▶ _Materials provided_
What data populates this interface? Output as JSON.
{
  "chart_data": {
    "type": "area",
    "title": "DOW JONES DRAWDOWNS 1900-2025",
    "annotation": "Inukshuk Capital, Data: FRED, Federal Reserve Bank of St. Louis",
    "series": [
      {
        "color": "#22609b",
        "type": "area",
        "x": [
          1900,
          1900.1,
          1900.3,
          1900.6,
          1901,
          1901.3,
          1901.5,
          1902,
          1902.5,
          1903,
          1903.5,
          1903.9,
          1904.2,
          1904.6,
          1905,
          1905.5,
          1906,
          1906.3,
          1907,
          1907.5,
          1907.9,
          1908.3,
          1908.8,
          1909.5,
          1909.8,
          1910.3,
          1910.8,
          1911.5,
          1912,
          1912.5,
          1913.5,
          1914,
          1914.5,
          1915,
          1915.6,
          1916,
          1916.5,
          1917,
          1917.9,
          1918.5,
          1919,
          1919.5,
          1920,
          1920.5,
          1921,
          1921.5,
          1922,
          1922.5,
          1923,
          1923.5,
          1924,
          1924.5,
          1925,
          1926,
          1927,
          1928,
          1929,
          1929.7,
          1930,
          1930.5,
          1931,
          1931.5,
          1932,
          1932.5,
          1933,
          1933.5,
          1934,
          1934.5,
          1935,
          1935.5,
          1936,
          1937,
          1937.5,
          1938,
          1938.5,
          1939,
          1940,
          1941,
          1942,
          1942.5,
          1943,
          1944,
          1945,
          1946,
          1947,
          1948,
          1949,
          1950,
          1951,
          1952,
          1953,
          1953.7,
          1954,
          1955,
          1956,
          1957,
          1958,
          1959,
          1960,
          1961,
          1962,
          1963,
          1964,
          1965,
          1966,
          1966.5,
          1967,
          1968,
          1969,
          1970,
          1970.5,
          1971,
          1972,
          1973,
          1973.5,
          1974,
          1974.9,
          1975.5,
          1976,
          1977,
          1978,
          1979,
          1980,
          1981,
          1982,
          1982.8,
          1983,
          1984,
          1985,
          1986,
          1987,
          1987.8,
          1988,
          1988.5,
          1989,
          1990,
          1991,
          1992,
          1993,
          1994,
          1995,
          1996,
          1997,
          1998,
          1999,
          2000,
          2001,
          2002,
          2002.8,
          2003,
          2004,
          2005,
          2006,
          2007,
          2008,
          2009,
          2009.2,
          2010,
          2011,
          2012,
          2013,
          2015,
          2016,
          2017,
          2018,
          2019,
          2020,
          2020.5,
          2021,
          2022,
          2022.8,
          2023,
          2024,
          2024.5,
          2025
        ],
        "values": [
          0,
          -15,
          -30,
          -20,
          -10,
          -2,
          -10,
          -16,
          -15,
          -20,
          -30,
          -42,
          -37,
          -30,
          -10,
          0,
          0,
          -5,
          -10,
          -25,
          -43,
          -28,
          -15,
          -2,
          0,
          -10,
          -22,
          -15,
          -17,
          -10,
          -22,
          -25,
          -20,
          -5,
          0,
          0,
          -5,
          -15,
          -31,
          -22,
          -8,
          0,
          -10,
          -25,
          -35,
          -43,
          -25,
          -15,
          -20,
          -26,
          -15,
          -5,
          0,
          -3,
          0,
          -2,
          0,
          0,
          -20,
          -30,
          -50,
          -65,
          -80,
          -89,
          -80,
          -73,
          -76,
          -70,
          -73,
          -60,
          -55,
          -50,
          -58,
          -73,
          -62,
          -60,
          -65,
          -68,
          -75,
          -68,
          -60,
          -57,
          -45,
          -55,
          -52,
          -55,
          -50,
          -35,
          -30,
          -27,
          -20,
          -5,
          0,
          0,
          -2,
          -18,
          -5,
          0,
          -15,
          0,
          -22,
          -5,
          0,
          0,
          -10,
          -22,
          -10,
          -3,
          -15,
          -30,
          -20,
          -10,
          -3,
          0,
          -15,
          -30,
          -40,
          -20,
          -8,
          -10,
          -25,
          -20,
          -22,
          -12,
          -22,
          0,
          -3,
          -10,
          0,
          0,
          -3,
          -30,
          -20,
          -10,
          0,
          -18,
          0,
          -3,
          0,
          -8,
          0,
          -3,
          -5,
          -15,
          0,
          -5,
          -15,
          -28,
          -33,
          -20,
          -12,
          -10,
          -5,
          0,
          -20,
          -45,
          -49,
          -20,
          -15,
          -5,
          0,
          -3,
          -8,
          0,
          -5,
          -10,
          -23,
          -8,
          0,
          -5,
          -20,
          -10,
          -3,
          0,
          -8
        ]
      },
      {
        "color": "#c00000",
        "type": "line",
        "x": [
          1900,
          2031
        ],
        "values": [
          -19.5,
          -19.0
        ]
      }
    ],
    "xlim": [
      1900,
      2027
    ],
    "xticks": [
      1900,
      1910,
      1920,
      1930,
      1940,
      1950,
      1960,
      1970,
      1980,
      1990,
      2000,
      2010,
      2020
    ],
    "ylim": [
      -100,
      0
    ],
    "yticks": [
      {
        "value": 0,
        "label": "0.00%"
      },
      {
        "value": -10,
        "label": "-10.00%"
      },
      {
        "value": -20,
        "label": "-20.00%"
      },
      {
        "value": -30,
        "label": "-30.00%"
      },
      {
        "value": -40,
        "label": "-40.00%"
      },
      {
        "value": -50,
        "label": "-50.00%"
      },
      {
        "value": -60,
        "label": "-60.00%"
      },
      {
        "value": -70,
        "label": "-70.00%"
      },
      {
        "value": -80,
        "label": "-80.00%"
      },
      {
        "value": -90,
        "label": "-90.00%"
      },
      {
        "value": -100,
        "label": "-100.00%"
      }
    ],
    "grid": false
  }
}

▶ _Written task_
Print all of the data exactly as it was given.

▶ _Answer in full_
What data populates this interface? Output as JSON.
{
  "chart_data": {
    "type": "area",
    "title": "DOW JONES DRAWDOWNS 1900-2025",
    "annotation": "Inukshuk Capital, Data: FRED, Federal Reserve Bank of St. Louis",
    "series": [
      {
        "color": "#22609b",
        "type": "area",
        "x": [
          1900,
          1900.1,
          1900.3,
          1900.6,
          1901,
          1901.3,
          1901.5,
          1902,
          1902.5,
          1903,
          1903.5,
          1903.9,
          1904.2,
          1904.6,
          1905,
          1905.5,
          1906,
          1906.3,
          1907,
          1907.5,
          1907.9,
          1908.3,
          1908.8,
          1909.5,
          1909.8,
          1910.3,
          1910.8,
          1911.5,
          1912,
          1912.5,
          1913.5,
          1914,
          1914.5,
          1915,
          1915.6,
          1916,
          1916.5,
          1917,
          1917.9,
          1918.5,
          1919,
          1919.5,
          1920,
          1920.5,
          1921,
          1921.5,
          1922,
          1922.5,
          1923,
          1923.5,
          1924,
          1924.5,
          1925,
          1926,
          1927,
          1928,
          1929,
          1929.7,
          1930,
          1930.5,
          1931,
          1931.5,
          1932,
          1932.5,
          1933,
          1933.5,
          1934,
          1934.5,
          1935,
          1935.5,
          1936,
          1937,
          1937.5,
          1938,
          1938.5,
          1939,
          1940,
          1941,
          1942,
          1942.5,
          1943,
          1944,
          1945,
          1946,
          1947,
          1948,
          1949,
          1950,
          1951,
          1952,
          1953,
          1953.7,
          1954,
          1955,
          1956,
          1957,
          1958,
          1959,
          1960,
          1961,
          1962,
          1963,
          1964,
          1965,
          1966,
          1966.5,
          1967,
          1968,
          1969,
          1970,
          1970.5,
          1971,
          1972,
          1973,
          1973.5,
          1974,
          1974.9,
          1975.5,
          1976,
          1977,
          1978,
          1979,
          1980,
          1981,
          1982,
          1982.8,
          1983,
          1984,
          1985,
          1986,
          1987,
          1987.8,
          1988,
          1988.5,
          1989,
          1990,
          1991,
          1992,
          1993,
          1994,
          1995,
          1996,
          1997,
          1998,
          1999,
          2000,
          2001,
          2002,
          2002.8,
          2003,
          2004,
          2005,
          2006,
          2007,
          2008,
          2009,
          2009.2,
          2010,
          2011,
          2012,
          2013,
          2015,
          2016,
          2017,
          2018,
          2019,
          2020,
          2020.5,
          2021,
          2022,
          2022.8,
          2023,
          2024,
          2024.5,
          2025
        ],
        "values": [
          0,
          -15,
          -30,
          -20,
          -10,
          -2,
          -10,
          -16,
          -15,
          -20,
          -30,
          -42,
          -37,
          -30,
          -10,
          0,
          0,
          -5,
          -10,
          -25,
          -43,
          -28,
          -15,
          -2,
          0,
          -10,
          -22,
          -15,
          -17,
          -10,
          -22,
          -25,
          -20,
          -5,
          0,
          0,
          -5,
          -15,
          -31,
          -22,
          -8,
          0,
          -10,
          -25,
          -35,
          -43,
          -25,
          -15,
          -20,
          -26,
          -15,
          -5,
          0,
          -3,
          0,
          -2,
          0,
          0,
          -20,
          -30,
          -50,
          -65,
          -80,
          -89,
          -80,
          -73,
          -76,
          -70,
          -73,
          -60,
          -55,
          -50,
          -58,
          -73,
          -62,
          -60,
          -65,
          -68,
          -75,
          -68,
          -60,
          -57,
          -45,
          -55,
          -52,
          -55,
          -50,
          -35,
          -30,
          -27,
          -20,
          -5,
          0,
          0,
          -2,
          -18,
          -5,
          0,
          -15,
          0,
          -22,
          -5,
          0,
          0,
          -10,
          -22,
          -10,
          -3,
          -15,
          -30,
          -20,
          -10,
          -3,
          0,
          -15,
          -30,
          -40,
          -20,
          -8,
          -10,
          -25,
          -20,
          -22,
          -12,
          -22,
          0,
          -3,
          -10,
          0,
          0,
          -3,
          -30,
          -20,
          -10,
          0,
          -18,
          0,
          -3,
          0,
          -8,
          0,
          -3,
          -5,
          -15,
          0,
          -5,
          -15,
          -28,
          -33,
          -20,
          -12,
          -10,
          -5,
          0,
          -20,
          -45,
          -49,
          -20,
          -15,
          -5,
          0,
          -3,
          -8,
          0,
          -5,
          -10,
          -23,
          -8,
          0,
          -5,
          -20,
          -10,
          -3,
          0,
          -8
        ]
      },
      {
        "color": "#c00000",
        "type": "line",
        "x": [
          1900,
          2031
        ],
        "values": [
          -19.5,
          -19.0
        ]
      }
    ],
    "xlim": [
      1900,
      2027
    ],
    "xticks": [
      1900,
      1910,
      1920,
      1930,
      1940,
      1950,
      1960,
      1970,
      1980,
      1990,
      2000,
      2010,
      2020
    ],
    "ylim": [
      -100,
      0
    ],
    "yticks": [
      {
        "value": 0,
        "label": "0.00%"
      },
      {
        "value": -10,
        "label": "-10.00%"
      },
      {
        "value": -20,
        "label": "-20.00%"
      },
      {
        "value": -30,
        "label": "-30.00%"
      },
      {
        "value": -40,
        "label": "-40.00%"
      },
      {
        "value": -50,
        "label": "-50.00%"
      },
      {
        "value": -60,
        "label": "-60.00%"
      },
      {
        "value": -70,
        "label": "-70.00%"
      },
      {
        "value": -80,
        "label": "-80.00%"
      },
      {
        "value": -90,
        "label": "-90.00%"
      },
      {
        "value": -100,
        "label": "-100.00%"
      }
    ],
    "grid": false
  }
}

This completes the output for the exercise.